Supplied data:
....

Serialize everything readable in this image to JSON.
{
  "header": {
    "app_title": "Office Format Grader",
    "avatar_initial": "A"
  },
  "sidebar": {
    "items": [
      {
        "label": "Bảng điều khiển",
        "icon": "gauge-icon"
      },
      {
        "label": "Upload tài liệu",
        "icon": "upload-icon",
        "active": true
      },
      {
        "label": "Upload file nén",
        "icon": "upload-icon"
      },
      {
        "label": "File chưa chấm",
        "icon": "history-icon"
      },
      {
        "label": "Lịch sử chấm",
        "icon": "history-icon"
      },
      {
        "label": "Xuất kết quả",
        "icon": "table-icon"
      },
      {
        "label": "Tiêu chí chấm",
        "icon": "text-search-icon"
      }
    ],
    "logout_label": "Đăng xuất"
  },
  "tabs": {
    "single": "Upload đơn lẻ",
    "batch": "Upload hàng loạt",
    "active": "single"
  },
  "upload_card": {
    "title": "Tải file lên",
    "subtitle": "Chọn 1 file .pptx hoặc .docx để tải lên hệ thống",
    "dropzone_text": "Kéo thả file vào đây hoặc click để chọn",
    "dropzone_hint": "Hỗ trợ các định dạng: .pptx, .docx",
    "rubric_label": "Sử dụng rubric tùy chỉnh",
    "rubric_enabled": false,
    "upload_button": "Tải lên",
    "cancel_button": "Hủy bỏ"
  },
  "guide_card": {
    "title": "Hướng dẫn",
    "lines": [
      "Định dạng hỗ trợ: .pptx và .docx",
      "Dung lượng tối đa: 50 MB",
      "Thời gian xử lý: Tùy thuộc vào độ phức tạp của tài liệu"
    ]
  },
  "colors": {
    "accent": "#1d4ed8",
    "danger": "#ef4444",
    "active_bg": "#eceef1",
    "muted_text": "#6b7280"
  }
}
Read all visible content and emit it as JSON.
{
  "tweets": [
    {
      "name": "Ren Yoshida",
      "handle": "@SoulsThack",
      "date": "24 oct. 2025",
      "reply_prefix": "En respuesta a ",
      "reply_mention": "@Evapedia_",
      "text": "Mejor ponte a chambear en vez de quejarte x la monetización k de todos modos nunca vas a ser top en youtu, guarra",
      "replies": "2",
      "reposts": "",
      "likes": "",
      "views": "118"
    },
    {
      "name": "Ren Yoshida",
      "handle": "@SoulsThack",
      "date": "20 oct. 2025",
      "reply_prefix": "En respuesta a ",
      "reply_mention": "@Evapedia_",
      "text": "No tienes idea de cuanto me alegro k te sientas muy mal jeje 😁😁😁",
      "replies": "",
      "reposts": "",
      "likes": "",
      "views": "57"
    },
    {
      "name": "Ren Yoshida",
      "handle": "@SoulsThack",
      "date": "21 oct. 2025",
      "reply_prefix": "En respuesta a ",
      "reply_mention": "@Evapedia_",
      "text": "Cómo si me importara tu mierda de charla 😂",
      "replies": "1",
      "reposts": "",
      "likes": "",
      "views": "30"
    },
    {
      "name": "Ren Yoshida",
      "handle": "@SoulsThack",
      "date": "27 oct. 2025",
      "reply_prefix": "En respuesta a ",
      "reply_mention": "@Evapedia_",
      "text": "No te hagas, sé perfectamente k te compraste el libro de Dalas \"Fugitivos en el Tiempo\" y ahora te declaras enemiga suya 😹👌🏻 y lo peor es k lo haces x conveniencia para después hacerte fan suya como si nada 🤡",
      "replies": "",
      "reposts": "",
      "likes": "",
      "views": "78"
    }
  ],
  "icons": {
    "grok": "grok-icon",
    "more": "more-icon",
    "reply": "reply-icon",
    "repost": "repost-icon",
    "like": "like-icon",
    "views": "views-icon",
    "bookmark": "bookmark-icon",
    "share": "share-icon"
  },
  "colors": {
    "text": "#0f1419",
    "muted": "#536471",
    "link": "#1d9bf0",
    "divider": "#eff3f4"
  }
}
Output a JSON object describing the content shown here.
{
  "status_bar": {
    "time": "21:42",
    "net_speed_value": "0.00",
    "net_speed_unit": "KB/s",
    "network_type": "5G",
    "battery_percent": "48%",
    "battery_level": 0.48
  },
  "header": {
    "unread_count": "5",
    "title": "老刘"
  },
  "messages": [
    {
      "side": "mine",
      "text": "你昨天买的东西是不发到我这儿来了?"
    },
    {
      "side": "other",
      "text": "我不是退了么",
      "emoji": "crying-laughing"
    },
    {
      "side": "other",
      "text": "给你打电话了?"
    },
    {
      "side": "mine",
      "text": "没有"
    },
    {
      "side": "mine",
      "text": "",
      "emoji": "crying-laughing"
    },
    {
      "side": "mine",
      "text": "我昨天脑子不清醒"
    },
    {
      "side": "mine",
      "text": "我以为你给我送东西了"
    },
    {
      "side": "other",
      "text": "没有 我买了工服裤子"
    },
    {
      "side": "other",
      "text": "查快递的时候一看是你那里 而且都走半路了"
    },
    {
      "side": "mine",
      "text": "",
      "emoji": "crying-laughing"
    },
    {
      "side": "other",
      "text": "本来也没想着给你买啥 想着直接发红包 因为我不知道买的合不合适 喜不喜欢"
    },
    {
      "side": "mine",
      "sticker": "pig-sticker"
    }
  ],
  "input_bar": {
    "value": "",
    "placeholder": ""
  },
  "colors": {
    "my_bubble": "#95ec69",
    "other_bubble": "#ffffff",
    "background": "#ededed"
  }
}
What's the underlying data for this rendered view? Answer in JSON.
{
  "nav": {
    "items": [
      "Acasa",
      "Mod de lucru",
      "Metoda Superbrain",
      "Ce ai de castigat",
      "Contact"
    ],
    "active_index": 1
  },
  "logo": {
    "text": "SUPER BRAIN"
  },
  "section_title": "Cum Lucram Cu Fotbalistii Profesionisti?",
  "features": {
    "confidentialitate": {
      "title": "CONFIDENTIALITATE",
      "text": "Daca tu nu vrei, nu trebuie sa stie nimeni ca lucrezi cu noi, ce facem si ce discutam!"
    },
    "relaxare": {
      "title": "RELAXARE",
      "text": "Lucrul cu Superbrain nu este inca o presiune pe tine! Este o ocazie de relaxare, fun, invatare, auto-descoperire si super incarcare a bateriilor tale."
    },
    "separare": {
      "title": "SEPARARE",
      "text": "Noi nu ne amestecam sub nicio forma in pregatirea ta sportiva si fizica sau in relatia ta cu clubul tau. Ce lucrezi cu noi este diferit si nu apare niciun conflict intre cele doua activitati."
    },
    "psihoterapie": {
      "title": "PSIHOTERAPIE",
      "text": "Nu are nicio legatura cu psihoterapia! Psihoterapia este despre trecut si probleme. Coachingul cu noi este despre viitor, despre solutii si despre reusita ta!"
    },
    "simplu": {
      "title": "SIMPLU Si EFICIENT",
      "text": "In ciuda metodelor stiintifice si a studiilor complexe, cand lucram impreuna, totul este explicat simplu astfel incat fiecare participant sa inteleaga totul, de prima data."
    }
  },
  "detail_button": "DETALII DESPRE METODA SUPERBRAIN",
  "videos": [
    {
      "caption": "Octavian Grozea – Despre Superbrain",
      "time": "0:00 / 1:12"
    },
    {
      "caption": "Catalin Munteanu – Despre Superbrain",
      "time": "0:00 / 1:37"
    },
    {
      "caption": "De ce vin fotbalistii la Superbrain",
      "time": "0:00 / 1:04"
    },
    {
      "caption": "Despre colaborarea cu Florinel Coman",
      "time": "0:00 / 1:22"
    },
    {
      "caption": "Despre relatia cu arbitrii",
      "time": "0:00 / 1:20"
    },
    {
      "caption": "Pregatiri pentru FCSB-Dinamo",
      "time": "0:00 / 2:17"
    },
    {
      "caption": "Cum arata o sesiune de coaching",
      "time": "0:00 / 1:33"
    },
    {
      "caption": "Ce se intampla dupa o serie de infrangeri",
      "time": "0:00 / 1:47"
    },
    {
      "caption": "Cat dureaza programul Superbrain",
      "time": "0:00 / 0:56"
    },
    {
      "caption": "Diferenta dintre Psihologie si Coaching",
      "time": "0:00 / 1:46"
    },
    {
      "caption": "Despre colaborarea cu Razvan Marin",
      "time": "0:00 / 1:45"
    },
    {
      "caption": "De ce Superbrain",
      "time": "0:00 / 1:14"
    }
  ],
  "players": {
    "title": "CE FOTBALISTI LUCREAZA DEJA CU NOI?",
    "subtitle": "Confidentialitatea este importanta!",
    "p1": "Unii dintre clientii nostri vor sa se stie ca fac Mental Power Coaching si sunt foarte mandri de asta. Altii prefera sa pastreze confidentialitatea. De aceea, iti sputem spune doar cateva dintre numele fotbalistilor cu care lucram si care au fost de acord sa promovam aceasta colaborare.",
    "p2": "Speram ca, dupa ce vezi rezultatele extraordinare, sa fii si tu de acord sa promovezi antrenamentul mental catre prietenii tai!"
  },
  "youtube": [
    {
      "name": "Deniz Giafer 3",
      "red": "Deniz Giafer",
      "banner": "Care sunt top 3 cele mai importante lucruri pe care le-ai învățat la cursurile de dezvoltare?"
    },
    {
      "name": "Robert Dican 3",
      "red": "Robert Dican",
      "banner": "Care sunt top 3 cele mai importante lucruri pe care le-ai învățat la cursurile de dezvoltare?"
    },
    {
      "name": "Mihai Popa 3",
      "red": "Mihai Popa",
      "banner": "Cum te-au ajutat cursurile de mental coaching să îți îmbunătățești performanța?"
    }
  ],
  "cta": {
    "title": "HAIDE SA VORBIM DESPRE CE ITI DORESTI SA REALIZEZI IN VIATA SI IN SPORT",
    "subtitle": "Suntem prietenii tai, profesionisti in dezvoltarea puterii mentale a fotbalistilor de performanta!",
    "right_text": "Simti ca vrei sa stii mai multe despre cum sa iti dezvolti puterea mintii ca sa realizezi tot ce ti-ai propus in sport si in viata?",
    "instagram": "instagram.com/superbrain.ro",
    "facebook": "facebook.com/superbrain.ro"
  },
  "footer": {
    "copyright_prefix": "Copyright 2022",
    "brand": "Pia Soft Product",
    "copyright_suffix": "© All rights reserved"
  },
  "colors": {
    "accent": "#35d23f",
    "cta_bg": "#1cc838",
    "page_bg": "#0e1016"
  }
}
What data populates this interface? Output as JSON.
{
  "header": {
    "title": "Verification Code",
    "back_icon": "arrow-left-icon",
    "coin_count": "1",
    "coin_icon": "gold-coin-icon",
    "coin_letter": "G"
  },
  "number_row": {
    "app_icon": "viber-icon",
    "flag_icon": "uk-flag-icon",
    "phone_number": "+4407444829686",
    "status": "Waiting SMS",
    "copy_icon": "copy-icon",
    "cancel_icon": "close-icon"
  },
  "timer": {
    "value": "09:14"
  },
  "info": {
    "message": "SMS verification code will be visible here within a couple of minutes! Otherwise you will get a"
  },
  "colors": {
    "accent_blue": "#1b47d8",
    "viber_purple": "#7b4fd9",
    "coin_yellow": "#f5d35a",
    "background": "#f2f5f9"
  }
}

....

Goal: Search the entries for the word "colaborarea" and pick out every line that holds it.

Finished exercise:
      "caption": "Despre colaborarea cu Florinel Coman",
      "caption": "Despre colaborarea cu Razvan Marin",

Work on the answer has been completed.